■ **THE DATA**
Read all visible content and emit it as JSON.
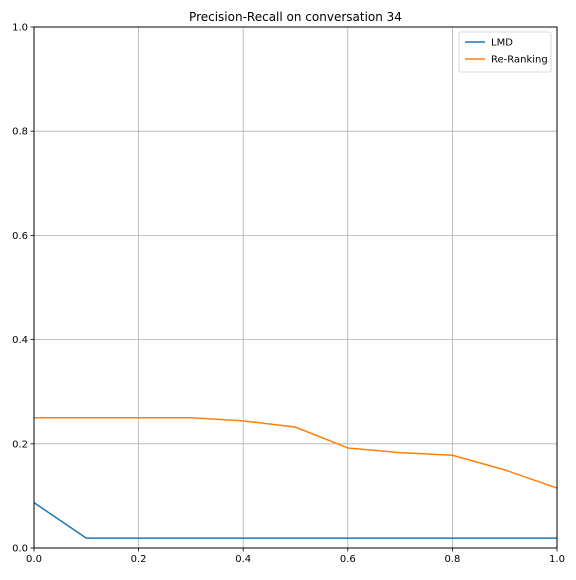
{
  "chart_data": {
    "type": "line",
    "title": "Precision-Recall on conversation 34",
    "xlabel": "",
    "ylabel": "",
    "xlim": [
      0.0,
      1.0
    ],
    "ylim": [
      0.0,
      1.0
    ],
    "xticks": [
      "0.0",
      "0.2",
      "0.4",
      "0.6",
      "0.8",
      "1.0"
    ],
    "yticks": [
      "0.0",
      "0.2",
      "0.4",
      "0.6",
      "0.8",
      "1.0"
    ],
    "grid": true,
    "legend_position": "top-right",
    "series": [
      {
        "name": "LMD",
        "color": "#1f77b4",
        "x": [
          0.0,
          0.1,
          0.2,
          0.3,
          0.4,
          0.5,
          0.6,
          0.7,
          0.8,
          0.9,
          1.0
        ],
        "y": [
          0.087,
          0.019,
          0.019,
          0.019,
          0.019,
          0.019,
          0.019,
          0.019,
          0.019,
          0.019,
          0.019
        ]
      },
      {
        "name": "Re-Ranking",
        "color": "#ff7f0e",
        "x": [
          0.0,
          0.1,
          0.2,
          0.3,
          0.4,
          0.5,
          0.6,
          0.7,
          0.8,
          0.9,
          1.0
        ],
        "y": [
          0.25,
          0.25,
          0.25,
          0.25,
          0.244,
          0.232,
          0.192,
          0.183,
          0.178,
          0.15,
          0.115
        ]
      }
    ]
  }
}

■ **DESCRIPTION OF THE TASK**
All preceding records should be duplicated verbatim, images excepted.

■ **FULL ANSWER**
Read all visible content and emit it as JSON.
{
  "chart_data": {
    "type": "line",
    "title": "Precision-Recall on conversation 34",
    "xlabel": "",
    "ylabel": "",
    "xlim": [
      0.0,
      1.0
    ],
    "ylim": [
      0.0,
      1.0
    ],
    "xticks": [
      "0.0",
      "0.2",
      "0.4",
      "0.6",
      "0.8",
      "1.0"
    ],
    "yticks": [
      "0.0",
      "0.2",
      "0.4",
      "0.6",
      "0.8",
      "1.0"
    ],
    "grid": true,
    "legend_position": "top-right",
    "series": [
      {
        "name": "LMD",
        "color": "#1f77b4",
        "x": [
          0.0,
          0.1,
          0.2,
          0.3,
          0.4,
          0.5,
          0.6,
          0.7,
          0.8,
          0.9,
          1.0
        ],
        "y": [
          0.087,
          0.019,
          0.019,
          0.019,
          0.019,
          0.019,
          0.019,
          0.019,
          0.019,
          0.019,
          0.019
        ]
      },
      {
        "name": "Re-Ranking",
        "color": "#ff7f0e",
        "x": [
          0.0,
          0.1,
          0.2,
          0.3,
          0.4,
          0.5,
          0.6,
          0.7,
          0.8,
          0.9,
          1.0
        ],
        "y": [
          0.25,
          0.25,
          0.25,
          0.25,
          0.244,
          0.232,
          0.192,
          0.183,
          0.178,
          0.15,
          0.115
        ]
      }
    ]
  }
}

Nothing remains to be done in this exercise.